#### Source material:
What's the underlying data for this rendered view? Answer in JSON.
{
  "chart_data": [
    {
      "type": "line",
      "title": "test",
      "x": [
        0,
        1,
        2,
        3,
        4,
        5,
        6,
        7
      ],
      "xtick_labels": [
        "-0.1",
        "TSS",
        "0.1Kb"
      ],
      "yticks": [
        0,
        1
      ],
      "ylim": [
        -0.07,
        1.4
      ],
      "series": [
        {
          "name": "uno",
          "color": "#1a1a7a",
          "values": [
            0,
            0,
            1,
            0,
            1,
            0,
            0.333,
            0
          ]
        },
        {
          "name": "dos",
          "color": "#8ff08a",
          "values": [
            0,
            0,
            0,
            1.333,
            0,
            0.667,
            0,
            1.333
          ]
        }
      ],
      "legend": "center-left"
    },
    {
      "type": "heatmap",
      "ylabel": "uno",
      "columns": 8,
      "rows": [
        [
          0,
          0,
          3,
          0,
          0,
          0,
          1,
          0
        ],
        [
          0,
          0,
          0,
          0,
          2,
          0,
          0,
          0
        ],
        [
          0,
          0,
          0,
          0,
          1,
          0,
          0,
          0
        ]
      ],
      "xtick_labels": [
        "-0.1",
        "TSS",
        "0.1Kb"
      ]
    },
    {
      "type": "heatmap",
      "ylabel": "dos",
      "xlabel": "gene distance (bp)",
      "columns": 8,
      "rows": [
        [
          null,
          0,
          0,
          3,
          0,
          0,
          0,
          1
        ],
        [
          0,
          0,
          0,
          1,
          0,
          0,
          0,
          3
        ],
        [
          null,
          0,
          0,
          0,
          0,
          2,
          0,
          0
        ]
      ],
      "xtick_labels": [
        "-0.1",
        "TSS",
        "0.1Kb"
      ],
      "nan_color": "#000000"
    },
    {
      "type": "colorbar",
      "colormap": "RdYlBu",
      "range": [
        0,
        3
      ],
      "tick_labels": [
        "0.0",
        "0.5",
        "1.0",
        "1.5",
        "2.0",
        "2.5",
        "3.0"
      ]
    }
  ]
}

#### What to work on:
Give back each line above precisely as it stands.

#### Solution:
What's the underlying data for this rendered view? Answer in JSON.
{
  "chart_data": [
    {
      "type": "line",
      "title": "test",
      "x": [
        0,
        1,
        2,
        3,
        4,
        5,
        6,
        7
      ],
      "xtick_labels": [
        "-0.1",
        "TSS",
        "0.1Kb"
      ],
      "yticks": [
        0,
        1
      ],
      "ylim": [
        -0.07,
        1.4
      ],
      "series": [
        {
          "name": "uno",
          "color": "#1a1a7a",
          "values": [
            0,
            0,
            1,
            0,
            1,
            0,
            0.333,
            0
          ]
        },
        {
          "name": "dos",
          "color": "#8ff08a",
          "values": [
            0,
            0,
            0,
            1.333,
            0,
            0.667,
            0,
            1.333
          ]
        }
      ],
      "legend": "center-left"
    },
    {
      "type": "heatmap",
      "ylabel": "uno",
      "columns": 8,
      "rows": [
        [
          0,
          0,
          3,
          0,
          0,
          0,
          1,
          0
        ],
        [
          0,
          0,
          0,
          0,
          2,
          0,
          0,
          0
        ],
        [
          0,
          0,
          0,
          0,
          1,
          0,
          0,
          0
        ]
      ],
      "xtick_labels": [
        "-0.1",
        "TSS",
        "0.1Kb"
      ]
    },
    {
      "type": "heatmap",
      "ylabel": "dos",
      "xlabel": "gene distance (bp)",
      "columns": 8,
      "rows": [
        [
          null,
          0,
          0,
          3,
          0,
          0,
          0,
          1
        ],
        [
          0,
          0,
          0,
          1,
          0,
          0,
          0,
          3
        ],
        [
          null,
          0,
          0,
          0,
          0,
          2,
          0,
          0
        ]
      ],
      "xtick_labels": [
        "-0.1",
        "TSS",
        "0.1Kb"
      ],
      "nan_color": "#000000"
    },
    {
      "type": "colorbar",
      "colormap": "RdYlBu",
      "range": [
        0,
        3
      ],
      "tick_labels": [
        "0.0",
        "0.5",
        "1.0",
        "1.5",
        "2.0",
        "2.5",
        "3.0"
      ]
    }
  ]
}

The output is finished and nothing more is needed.